What you are asked to do:
Transcribe the listing that follows in full, omitting pictures.

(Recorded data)
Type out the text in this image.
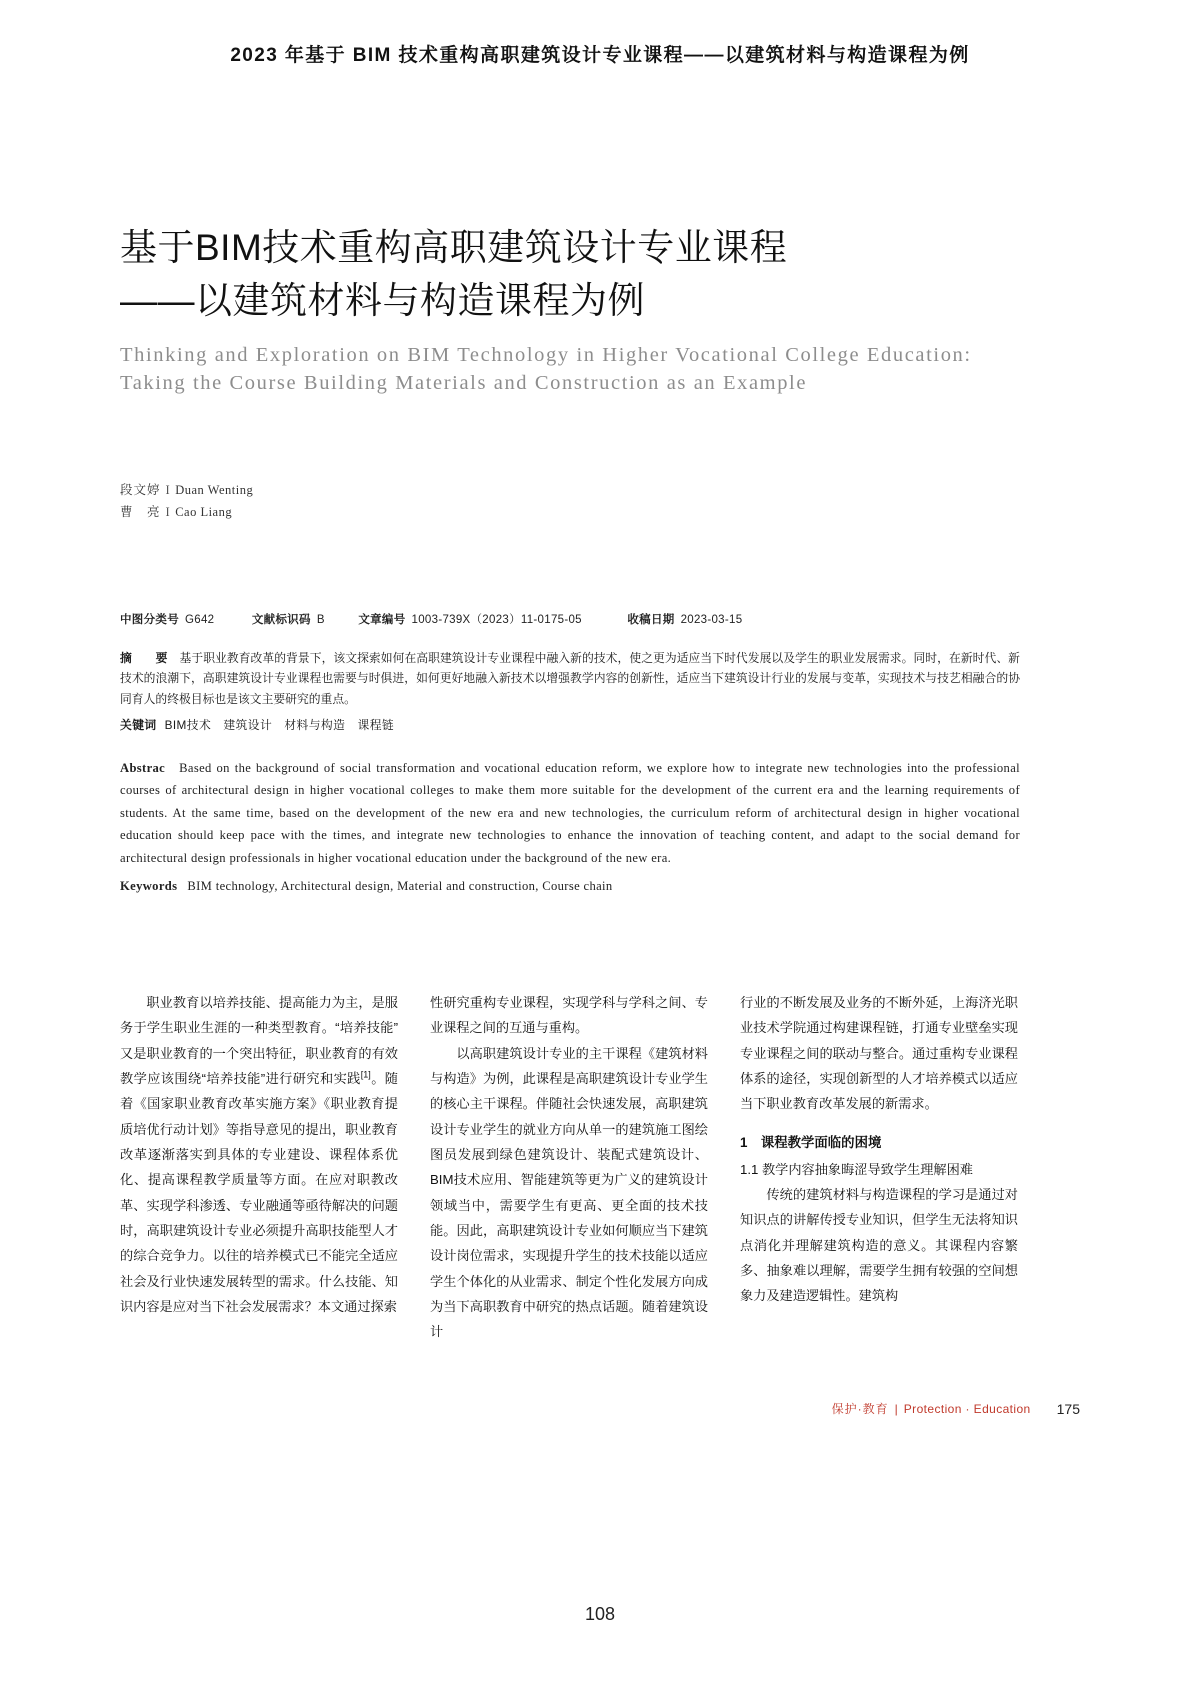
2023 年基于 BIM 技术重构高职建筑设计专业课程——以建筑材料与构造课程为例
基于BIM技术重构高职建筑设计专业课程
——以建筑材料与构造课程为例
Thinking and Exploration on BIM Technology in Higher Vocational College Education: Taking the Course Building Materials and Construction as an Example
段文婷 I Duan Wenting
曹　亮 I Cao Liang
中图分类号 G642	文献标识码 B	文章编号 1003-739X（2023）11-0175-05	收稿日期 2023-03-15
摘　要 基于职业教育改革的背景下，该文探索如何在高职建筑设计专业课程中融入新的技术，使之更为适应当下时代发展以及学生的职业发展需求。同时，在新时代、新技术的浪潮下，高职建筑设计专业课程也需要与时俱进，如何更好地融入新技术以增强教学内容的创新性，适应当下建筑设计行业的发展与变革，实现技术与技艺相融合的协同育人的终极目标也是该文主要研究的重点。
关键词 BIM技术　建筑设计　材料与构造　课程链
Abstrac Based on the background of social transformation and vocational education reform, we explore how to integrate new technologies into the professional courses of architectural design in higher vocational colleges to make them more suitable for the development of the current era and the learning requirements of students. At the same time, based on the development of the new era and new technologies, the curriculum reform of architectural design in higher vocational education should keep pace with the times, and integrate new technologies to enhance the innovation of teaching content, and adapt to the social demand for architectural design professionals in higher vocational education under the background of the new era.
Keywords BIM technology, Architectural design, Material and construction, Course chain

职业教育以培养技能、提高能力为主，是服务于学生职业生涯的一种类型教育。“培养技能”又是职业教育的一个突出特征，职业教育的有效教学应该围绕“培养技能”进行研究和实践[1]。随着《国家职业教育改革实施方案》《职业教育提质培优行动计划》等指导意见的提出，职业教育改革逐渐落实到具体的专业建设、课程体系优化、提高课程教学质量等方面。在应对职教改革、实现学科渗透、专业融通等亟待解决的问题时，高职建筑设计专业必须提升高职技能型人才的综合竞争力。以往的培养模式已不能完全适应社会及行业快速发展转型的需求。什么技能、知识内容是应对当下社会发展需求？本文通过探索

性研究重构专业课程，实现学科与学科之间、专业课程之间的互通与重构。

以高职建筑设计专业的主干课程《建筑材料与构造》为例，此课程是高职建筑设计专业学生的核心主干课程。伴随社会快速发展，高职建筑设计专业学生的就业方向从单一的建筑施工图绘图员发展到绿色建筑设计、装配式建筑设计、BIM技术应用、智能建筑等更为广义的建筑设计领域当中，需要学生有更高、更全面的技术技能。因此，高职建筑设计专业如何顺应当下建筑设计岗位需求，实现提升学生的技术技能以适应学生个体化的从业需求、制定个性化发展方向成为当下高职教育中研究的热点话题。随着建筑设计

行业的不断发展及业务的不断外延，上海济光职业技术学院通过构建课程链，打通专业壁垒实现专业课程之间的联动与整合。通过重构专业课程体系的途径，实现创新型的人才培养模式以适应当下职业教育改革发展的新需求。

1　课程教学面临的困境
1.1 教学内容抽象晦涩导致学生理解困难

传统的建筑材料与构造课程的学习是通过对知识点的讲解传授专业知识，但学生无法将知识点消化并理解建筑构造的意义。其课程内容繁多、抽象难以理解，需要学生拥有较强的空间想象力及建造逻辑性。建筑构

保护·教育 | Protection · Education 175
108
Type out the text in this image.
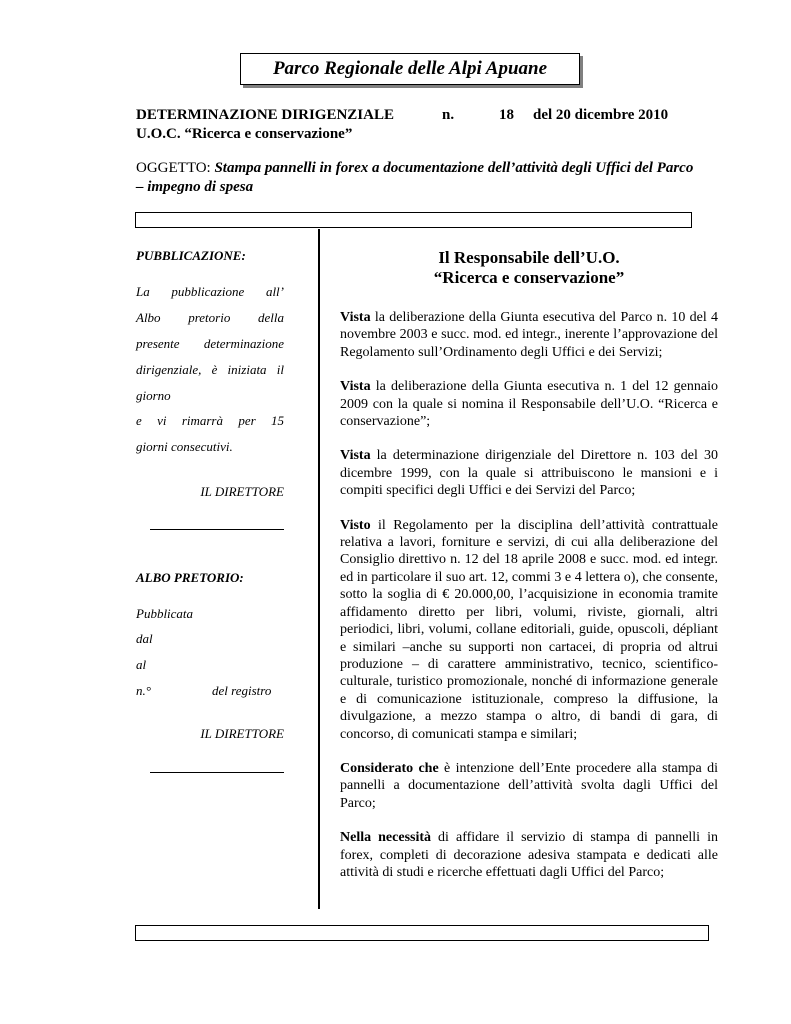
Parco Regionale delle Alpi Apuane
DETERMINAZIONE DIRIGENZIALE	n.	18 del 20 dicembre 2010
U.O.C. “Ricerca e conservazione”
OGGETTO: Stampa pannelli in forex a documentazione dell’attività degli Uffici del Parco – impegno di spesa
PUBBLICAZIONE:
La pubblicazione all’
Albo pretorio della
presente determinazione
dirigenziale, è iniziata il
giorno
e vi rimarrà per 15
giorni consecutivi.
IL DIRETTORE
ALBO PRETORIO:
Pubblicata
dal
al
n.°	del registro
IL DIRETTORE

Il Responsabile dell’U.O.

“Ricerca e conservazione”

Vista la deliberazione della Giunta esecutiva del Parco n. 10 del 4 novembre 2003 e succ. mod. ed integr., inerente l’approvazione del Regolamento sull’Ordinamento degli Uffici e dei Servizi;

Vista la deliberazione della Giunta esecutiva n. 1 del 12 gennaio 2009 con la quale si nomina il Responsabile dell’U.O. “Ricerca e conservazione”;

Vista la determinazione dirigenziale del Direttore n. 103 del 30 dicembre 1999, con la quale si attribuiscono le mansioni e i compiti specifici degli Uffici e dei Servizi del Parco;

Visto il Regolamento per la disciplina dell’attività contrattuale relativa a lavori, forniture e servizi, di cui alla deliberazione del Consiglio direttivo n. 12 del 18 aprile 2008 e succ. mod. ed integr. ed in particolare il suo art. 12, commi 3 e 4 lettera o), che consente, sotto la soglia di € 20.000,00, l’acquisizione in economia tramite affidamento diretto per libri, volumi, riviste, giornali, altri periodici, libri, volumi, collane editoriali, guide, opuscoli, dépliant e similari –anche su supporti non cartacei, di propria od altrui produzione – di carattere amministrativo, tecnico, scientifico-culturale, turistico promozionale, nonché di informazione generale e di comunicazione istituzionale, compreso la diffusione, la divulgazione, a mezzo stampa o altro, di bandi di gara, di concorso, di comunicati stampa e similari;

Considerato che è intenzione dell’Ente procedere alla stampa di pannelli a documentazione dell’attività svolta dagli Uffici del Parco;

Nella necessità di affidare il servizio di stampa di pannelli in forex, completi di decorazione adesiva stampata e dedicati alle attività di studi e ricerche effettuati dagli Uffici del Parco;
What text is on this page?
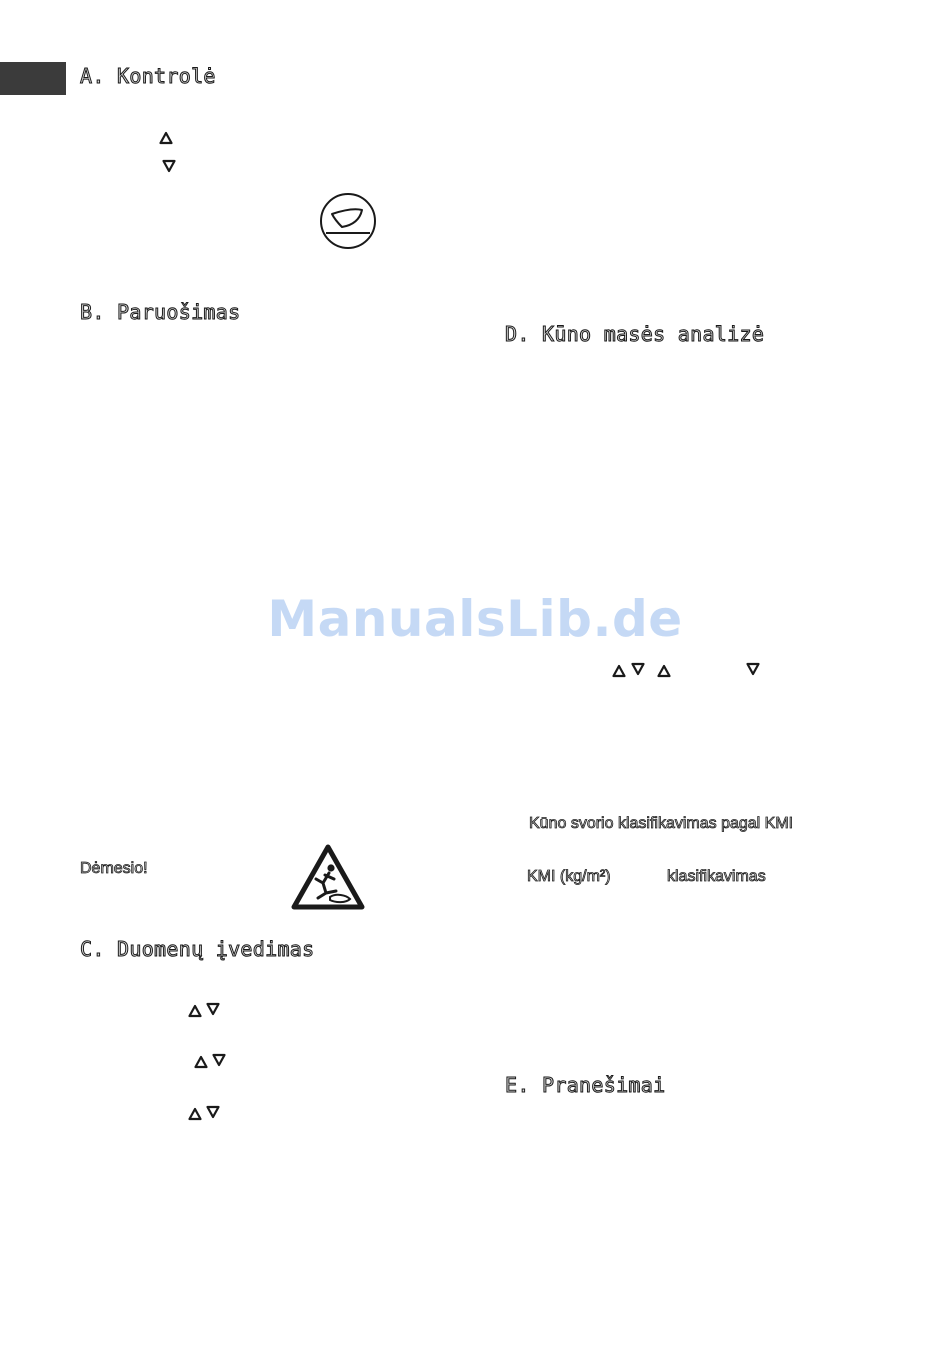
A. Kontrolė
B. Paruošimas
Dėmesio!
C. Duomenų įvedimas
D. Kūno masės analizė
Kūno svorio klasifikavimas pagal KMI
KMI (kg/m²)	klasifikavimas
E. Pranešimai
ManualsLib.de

Answer in full:
Type out the text in this image.
2023 年基于 BIM 技术重构高职建筑设计专业课程——以建筑材料与构造课程为例
基于BIM技术重构高职建筑设计专业课程
——以建筑材料与构造课程为例
Thinking and Exploration on BIM Technology in Higher Vocational College Education: Taking the Course Building Materials and Construction as an Example
段文婷 I Duan Wenting
曹　亮 I Cao Liang
中图分类号 G642	文献标识码 B	文章编号 1003-739X（2023）11-0175-05	收稿日期 2023-03-15
摘　要 基于职业教育改革的背景下，该文探索如何在高职建筑设计专业课程中融入新的技术，使之更为适应当下时代发展以及学生的职业发展需求。同时，在新时代、新技术的浪潮下，高职建筑设计专业课程也需要与时俱进，如何更好地融入新技术以增强教学内容的创新性，适应当下建筑设计行业的发展与变革，实现技术与技艺相融合的协同育人的终极目标也是该文主要研究的重点。
关键词 BIM技术　建筑设计　材料与构造　课程链
Abstrac Based on the background of social transformation and vocational education reform, we explore how to integrate new technologies into the professional courses of architectural design in higher vocational colleges to make them more suitable for the development of the current era and the learning requirements of students. At the same time, based on the development of the new era and new technologies, the curriculum reform of architectural design in higher vocational education should keep pace with the times, and integrate new technologies to enhance the innovation of teaching content, and adapt to the social demand for architectural design professionals in higher vocational education under the background of the new era.
Keywords BIM technology, Architectural design, Material and construction, Course chain

职业教育以培养技能、提高能力为主，是服务于学生职业生涯的一种类型教育。“培养技能”又是职业教育的一个突出特征，职业教育的有效教学应该围绕“培养技能”进行研究和实践[1]。随着《国家职业教育改革实施方案》《职业教育提质培优行动计划》等指导意见的提出，职业教育改革逐渐落实到具体的专业建设、课程体系优化、提高课程教学质量等方面。在应对职教改革、实现学科渗透、专业融通等亟待解决的问题时，高职建筑设计专业必须提升高职技能型人才的综合竞争力。以往的培养模式已不能完全适应社会及行业快速发展转型的需求。什么技能、知识内容是应对当下社会发展需求？本文通过探索

性研究重构专业课程，实现学科与学科之间、专业课程之间的互通与重构。

以高职建筑设计专业的主干课程《建筑材料与构造》为例，此课程是高职建筑设计专业学生的核心主干课程。伴随社会快速发展，高职建筑设计专业学生的就业方向从单一的建筑施工图绘图员发展到绿色建筑设计、装配式建筑设计、BIM技术应用、智能建筑等更为广义的建筑设计领域当中，需要学生有更高、更全面的技术技能。因此，高职建筑设计专业如何顺应当下建筑设计岗位需求，实现提升学生的技术技能以适应学生个体化的从业需求、制定个性化发展方向成为当下高职教育中研究的热点话题。随着建筑设计

行业的不断发展及业务的不断外延，上海济光职业技术学院通过构建课程链，打通专业壁垒实现专业课程之间的联动与整合。通过重构专业课程体系的途径，实现创新型的人才培养模式以适应当下职业教育改革发展的新需求。

1　课程教学面临的困境
1.1 教学内容抽象晦涩导致学生理解困难

传统的建筑材料与构造课程的学习是通过对知识点的讲解传授专业知识，但学生无法将知识点消化并理解建筑构造的意义。其课程内容繁多、抽象难以理解，需要学生拥有较强的空间想象力及建造逻辑性。建筑构

保护·教育 | Protection · Education 175
108
Type out the text in this image.
Parco Regionale delle Alpi Apuane
DETERMINAZIONE DIRIGENZIALE	n.	18 del 20 dicembre 2010
U.O.C. “Ricerca e conservazione”
OGGETTO: Stampa pannelli in forex a documentazione dell’attività degli Uffici del Parco – impegno di spesa
PUBBLICAZIONE:
La pubblicazione all’
Albo pretorio della
presente determinazione
dirigenziale, è iniziata il
giorno
e vi rimarrà per 15
giorni consecutivi.
IL DIRETTORE
ALBO PRETORIO:
Pubblicata
dal
al
n.°	del registro
IL DIRETTORE

Il Responsabile dell’U.O.

“Ricerca e conservazione”

Vista la deliberazione della Giunta esecutiva del Parco n. 10 del 4 novembre 2003 e succ. mod. ed integr., inerente l’approvazione del Regolamento sull’Ordinamento degli Uffici e dei Servizi;

Vista la deliberazione della Giunta esecutiva n. 1 del 12 gennaio 2009 con la quale si nomina il Responsabile dell’U.O. “Ricerca e conservazione”;

Vista la determinazione dirigenziale del Direttore n. 103 del 30 dicembre 1999, con la quale si attribuiscono le mansioni e i compiti specifici degli Uffici e dei Servizi del Parco;

Visto il Regolamento per la disciplina dell’attività contrattuale relativa a lavori, forniture e servizi, di cui alla deliberazione del Consiglio direttivo n. 12 del 18 aprile 2008 e succ. mod. ed integr. ed in particolare il suo art. 12, commi 3 e 4 lettera o), che consente, sotto la soglia di € 20.000,00, l’acquisizione in economia tramite affidamento diretto per libri, volumi, riviste, giornali, altri periodici, libri, volumi, collane editoriali, guide, opuscoli, dépliant e similari –anche su supporti non cartacei, di propria od altrui produzione – di carattere amministrativo, tecnico, scientifico-culturale, turistico promozionale, nonché di informazione generale e di comunicazione istituzionale, compreso la diffusione, la divulgazione, a mezzo stampa o altro, di bandi di gara, di concorso, di comunicati stampa e similari;

Considerato che è intenzione dell’Ente procedere alla stampa di pannelli a documentazione dell’attività svolta dagli Uffici del Parco;

Nella necessità di affidare il servizio di stampa di pannelli in forex, completi di decorazione adesiva stampata e dedicati alle attività di studi e ricerche effettuati dagli Uffici del Parco;
What text is on this page?
A. Kontrolė
B. Paruošimas
Dėmesio!
C. Duomenų įvedimas
D. Kūno masės analizė
Kūno svorio klasifikavimas pagal KMI
KMI (kg/m²)	klasifikavimas
E. Pranešimai
ManualsLib.de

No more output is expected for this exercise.